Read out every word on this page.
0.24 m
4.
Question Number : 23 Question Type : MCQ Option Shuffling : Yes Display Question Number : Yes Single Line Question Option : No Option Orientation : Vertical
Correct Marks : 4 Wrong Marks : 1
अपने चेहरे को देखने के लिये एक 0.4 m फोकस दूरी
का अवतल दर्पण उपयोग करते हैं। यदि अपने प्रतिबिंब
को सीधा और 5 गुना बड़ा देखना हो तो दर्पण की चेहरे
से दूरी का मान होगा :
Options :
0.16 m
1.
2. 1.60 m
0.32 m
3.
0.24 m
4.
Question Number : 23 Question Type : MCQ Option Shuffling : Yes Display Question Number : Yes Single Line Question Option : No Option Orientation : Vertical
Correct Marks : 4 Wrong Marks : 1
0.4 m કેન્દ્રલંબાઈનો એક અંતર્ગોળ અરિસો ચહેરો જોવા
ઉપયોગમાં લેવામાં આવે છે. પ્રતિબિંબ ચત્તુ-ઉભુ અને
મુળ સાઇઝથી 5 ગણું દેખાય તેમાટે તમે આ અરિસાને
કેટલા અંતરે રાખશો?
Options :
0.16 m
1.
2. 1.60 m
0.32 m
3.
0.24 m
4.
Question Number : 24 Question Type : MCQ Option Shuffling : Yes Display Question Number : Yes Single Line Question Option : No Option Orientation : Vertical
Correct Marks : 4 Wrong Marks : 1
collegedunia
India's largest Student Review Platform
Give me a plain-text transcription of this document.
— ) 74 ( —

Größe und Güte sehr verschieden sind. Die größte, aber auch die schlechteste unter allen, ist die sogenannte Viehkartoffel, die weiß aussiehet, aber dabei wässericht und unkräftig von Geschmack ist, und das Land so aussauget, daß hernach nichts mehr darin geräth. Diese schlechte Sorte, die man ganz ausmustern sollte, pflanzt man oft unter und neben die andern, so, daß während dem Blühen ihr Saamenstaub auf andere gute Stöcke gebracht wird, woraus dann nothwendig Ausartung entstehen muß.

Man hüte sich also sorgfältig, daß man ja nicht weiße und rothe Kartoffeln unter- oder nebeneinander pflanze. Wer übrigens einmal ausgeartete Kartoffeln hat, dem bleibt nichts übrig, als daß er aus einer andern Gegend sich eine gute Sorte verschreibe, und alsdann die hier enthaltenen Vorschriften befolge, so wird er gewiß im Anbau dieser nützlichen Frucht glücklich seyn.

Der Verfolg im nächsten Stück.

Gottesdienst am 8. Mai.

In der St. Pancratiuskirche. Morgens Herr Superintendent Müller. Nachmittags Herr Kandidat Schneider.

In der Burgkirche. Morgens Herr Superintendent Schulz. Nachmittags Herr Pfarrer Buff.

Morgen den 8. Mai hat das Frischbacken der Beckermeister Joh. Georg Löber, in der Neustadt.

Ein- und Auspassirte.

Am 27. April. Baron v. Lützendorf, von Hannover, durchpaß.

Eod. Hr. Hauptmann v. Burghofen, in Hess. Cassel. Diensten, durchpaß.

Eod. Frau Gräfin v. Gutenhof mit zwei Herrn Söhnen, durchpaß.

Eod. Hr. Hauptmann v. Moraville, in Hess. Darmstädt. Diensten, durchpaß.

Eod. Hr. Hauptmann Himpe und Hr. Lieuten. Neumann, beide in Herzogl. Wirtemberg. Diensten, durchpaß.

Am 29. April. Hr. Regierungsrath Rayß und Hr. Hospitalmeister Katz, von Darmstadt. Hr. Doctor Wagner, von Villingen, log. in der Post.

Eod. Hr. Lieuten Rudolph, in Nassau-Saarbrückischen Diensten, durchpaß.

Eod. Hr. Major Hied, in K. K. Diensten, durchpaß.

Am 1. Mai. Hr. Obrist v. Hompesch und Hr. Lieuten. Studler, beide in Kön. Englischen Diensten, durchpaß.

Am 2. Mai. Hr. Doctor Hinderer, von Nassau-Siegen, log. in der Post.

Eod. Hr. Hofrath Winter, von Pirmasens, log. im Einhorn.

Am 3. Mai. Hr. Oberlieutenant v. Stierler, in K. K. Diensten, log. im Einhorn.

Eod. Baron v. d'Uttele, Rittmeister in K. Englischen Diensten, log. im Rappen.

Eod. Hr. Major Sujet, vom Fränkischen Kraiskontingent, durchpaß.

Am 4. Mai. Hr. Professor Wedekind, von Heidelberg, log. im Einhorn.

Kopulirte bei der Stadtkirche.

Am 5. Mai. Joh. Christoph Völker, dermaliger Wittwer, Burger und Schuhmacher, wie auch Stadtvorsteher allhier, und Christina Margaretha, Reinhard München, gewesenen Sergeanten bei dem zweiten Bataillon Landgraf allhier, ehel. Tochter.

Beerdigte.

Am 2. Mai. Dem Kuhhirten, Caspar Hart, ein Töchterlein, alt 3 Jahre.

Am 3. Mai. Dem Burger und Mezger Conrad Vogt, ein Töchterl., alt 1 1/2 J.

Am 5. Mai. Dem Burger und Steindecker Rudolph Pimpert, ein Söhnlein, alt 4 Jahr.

# # # #

_Exercise prompt_.
From the material above, gather all lines that include the string "Hess" and copy them.

_Solved problem_.
Eod. Hr. Hauptmann v. Burghofen, in Hess. Cassel. Diensten, durchpaß.
Eod. Hr. Hauptmann v. Moraville, in Hess. Darmstädt. Diensten, durchpaß.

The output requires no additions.